■ DIRECTION
Wherever the word "listening" shows up in a line, please copy that line.

■ SUPPLIED INFORMATION

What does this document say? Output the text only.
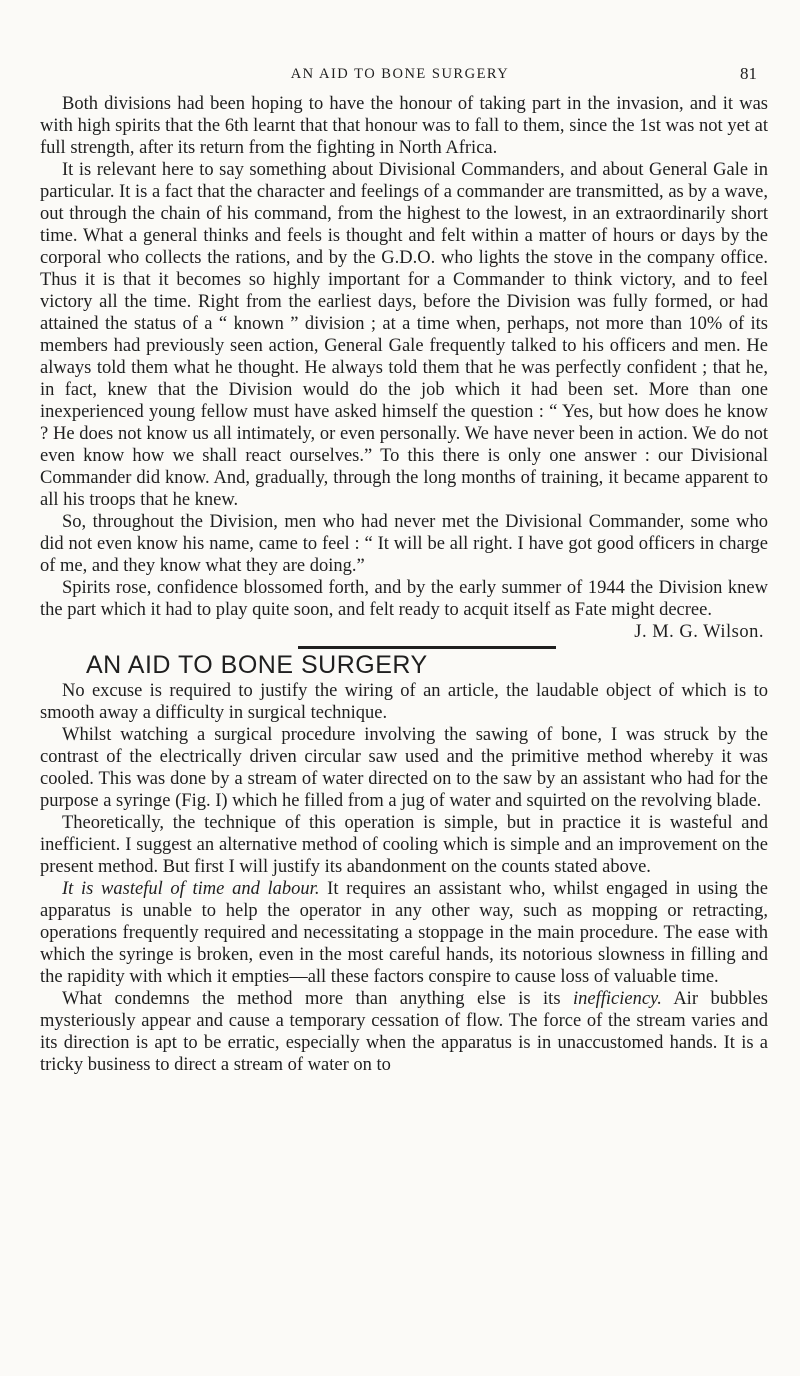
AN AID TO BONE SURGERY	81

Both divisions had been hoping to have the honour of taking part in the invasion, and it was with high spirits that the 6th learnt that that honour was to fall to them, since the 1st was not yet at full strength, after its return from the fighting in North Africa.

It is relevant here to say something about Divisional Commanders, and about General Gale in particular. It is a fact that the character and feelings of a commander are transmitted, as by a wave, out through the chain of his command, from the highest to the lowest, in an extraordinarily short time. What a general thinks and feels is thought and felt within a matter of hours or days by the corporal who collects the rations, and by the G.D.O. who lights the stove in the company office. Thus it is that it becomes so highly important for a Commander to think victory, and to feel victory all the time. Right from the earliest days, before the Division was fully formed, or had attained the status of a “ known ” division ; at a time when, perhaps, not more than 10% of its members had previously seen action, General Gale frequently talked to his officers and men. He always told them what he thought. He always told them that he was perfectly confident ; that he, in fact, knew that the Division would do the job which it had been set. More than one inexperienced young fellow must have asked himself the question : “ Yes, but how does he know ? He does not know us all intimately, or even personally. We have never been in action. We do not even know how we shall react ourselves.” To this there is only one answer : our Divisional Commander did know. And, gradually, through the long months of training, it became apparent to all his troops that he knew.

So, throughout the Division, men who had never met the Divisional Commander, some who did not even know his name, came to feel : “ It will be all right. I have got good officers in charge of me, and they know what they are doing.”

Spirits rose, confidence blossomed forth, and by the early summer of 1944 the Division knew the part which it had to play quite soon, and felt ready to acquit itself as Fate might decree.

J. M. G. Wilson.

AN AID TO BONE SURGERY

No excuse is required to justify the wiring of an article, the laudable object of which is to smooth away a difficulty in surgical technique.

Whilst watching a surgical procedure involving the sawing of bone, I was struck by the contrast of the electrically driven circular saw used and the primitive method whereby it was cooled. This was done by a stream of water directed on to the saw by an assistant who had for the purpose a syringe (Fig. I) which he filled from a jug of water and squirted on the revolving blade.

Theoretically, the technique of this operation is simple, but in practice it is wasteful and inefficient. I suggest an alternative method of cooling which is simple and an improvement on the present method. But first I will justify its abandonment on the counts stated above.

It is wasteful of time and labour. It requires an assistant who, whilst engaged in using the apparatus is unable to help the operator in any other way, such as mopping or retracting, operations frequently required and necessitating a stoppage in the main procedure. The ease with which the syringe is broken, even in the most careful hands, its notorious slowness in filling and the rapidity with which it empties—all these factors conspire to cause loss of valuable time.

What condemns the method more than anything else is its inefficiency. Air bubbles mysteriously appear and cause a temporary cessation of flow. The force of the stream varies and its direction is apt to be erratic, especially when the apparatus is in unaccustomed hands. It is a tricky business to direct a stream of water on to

==

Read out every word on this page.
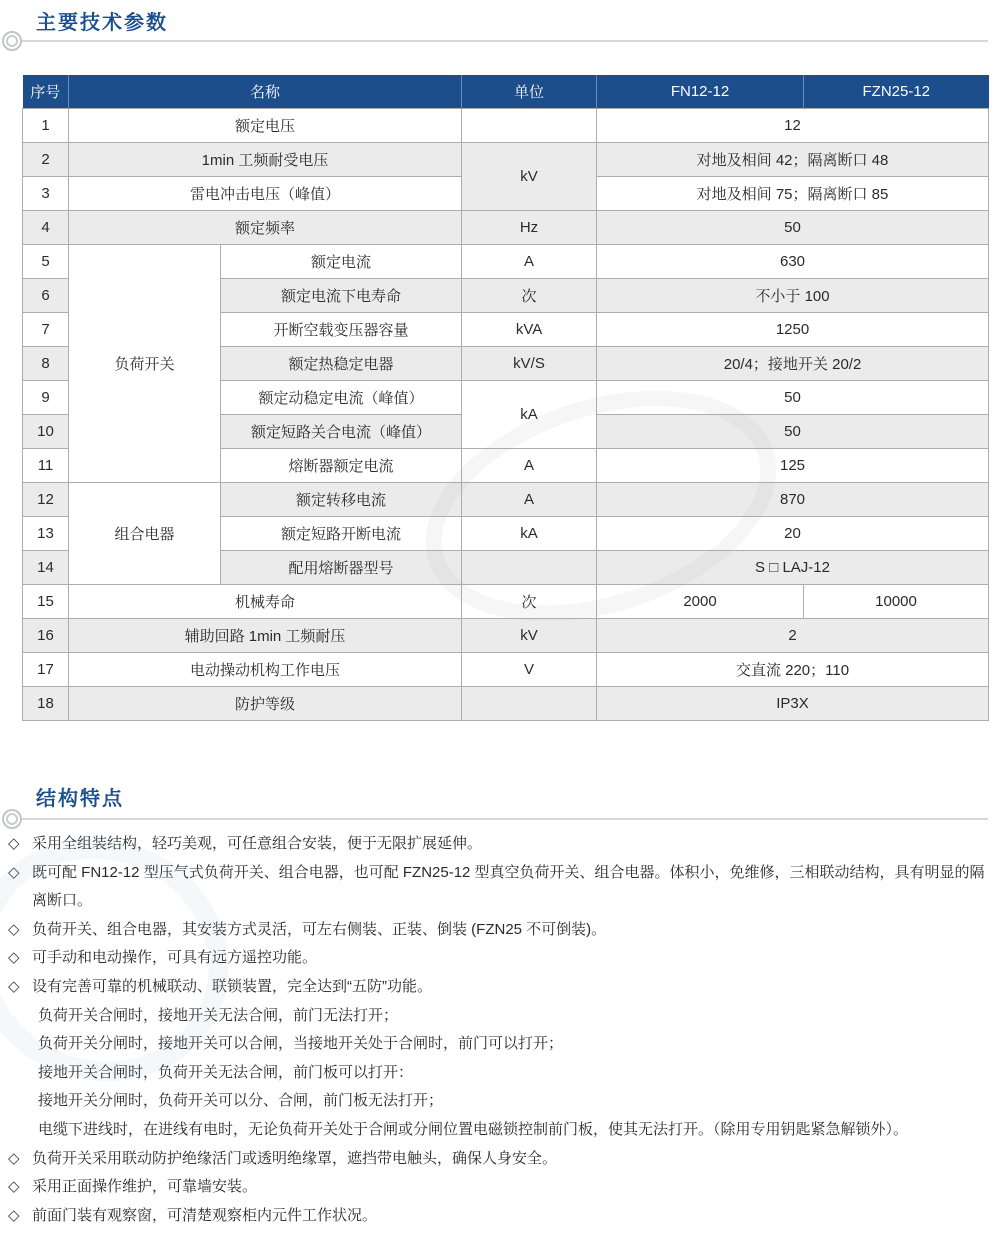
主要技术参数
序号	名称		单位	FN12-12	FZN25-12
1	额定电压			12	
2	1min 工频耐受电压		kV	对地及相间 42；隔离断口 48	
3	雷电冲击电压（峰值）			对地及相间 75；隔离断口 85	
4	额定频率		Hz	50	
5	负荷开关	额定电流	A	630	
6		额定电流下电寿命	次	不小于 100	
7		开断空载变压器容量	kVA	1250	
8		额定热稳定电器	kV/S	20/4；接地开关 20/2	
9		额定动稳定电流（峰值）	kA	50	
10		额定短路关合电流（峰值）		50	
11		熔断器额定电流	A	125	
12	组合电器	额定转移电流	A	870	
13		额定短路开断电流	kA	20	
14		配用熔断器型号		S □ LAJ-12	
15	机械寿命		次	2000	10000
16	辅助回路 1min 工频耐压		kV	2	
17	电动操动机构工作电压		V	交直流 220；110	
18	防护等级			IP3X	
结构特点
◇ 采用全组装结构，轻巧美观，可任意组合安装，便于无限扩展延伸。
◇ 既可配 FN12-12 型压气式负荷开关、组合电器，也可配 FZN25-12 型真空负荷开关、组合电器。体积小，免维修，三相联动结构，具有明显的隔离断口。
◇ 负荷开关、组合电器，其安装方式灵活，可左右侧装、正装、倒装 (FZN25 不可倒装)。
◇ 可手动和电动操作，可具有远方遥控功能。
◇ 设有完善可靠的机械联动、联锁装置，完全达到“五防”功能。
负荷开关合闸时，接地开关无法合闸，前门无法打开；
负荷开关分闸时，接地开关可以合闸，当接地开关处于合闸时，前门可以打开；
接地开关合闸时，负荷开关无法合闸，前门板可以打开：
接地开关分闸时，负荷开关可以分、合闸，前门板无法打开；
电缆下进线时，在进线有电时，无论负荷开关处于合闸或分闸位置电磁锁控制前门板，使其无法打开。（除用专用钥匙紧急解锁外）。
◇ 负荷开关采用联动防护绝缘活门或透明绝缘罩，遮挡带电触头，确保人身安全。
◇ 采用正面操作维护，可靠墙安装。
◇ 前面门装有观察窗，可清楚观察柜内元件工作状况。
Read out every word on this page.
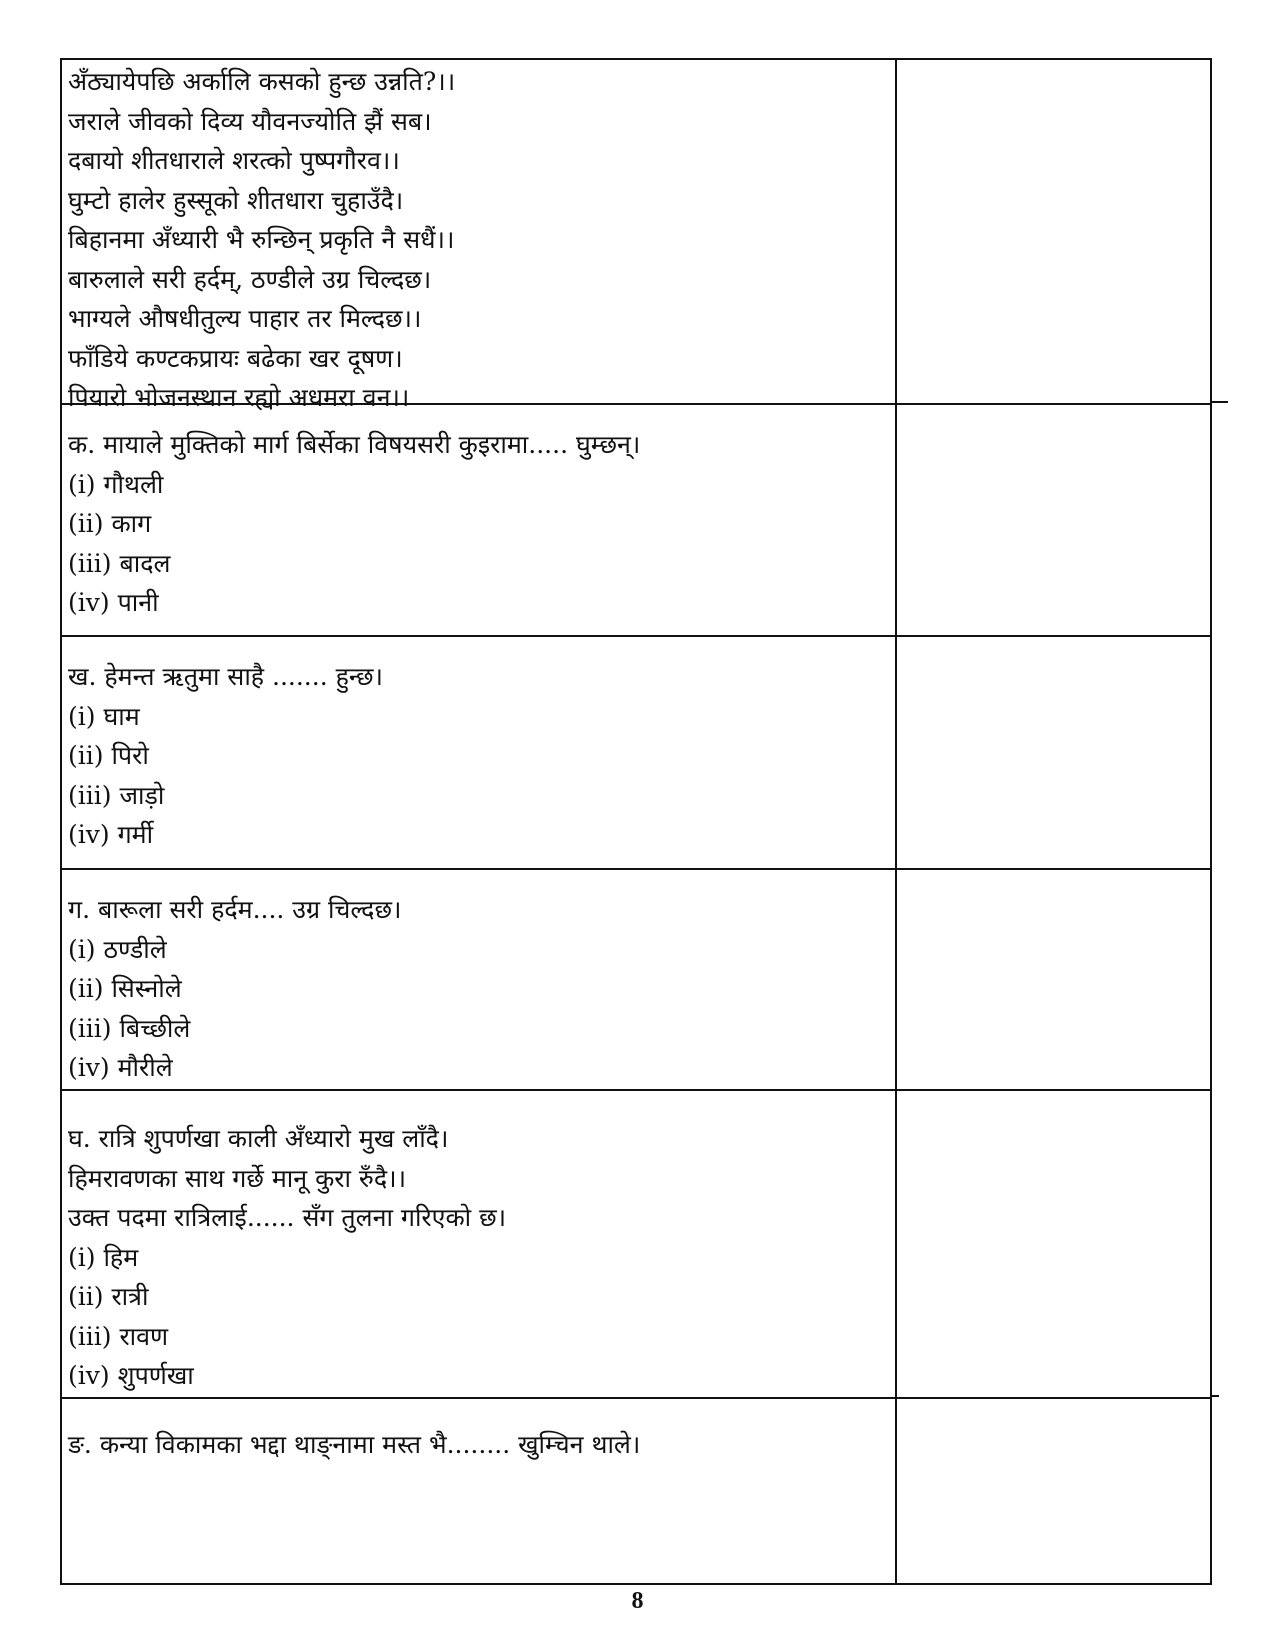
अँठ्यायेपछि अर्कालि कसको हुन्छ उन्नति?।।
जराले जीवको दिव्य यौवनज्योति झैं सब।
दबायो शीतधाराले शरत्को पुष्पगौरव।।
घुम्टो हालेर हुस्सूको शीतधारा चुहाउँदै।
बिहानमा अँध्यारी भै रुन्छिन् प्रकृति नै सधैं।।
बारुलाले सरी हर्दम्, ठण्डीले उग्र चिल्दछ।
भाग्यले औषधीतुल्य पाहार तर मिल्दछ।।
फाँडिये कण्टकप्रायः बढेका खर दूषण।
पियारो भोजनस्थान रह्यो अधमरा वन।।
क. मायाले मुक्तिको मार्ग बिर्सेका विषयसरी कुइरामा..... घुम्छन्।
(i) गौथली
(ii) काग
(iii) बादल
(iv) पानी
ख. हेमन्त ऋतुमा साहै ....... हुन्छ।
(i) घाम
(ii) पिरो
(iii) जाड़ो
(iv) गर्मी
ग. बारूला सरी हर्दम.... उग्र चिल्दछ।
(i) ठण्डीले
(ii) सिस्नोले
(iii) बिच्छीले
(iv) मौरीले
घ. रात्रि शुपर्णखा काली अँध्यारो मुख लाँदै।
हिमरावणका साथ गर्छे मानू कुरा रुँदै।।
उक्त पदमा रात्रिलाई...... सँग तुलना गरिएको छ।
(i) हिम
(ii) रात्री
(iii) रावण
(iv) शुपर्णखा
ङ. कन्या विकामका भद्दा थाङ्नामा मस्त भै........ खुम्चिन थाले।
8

...

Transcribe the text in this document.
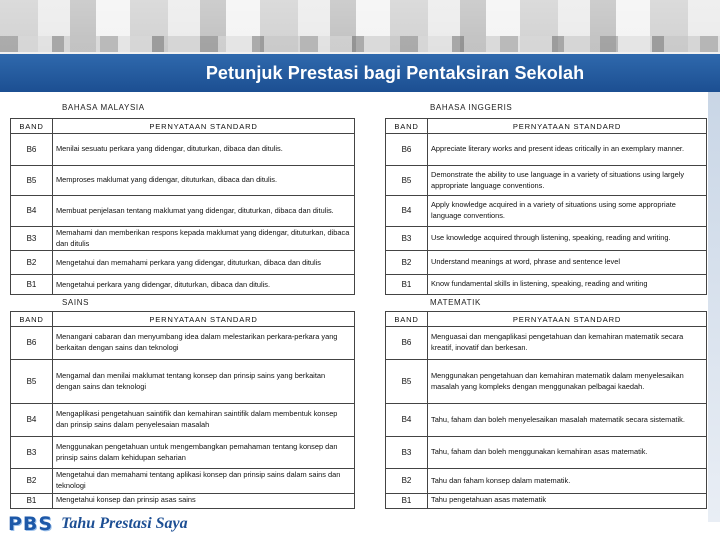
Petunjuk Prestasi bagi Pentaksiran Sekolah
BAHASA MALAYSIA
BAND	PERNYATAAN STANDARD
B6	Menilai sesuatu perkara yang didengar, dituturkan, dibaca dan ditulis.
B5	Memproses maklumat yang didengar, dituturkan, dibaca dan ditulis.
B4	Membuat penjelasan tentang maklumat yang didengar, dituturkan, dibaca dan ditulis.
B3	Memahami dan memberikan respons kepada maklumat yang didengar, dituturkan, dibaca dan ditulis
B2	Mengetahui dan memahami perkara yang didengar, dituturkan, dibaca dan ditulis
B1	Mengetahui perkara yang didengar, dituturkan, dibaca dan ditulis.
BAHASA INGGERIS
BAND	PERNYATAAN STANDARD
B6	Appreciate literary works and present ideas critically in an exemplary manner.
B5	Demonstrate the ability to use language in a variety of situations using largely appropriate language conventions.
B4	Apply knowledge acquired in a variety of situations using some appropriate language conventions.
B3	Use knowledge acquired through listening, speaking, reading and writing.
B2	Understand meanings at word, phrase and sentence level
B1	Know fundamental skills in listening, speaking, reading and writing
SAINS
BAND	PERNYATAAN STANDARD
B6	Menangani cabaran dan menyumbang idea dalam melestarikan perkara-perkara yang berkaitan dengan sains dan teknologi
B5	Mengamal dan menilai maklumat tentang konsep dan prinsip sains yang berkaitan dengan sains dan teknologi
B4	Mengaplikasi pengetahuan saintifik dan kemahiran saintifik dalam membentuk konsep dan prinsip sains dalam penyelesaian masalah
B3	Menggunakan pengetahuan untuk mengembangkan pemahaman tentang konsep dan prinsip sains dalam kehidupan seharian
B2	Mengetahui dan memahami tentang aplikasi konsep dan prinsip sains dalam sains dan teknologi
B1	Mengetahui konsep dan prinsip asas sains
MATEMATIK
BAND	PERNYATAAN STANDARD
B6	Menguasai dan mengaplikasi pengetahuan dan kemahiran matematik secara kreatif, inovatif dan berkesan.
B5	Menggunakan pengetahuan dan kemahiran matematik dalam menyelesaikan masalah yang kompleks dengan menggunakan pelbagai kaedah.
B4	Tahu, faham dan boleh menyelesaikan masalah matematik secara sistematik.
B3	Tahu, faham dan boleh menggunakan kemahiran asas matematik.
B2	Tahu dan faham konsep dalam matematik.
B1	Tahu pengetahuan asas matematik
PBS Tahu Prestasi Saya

■ EXERCISE RESULT
B3	Use knowledge acquired through listening, speaking, reading and writing.
B1	Know fundamental skills in listening, speaking, reading and writing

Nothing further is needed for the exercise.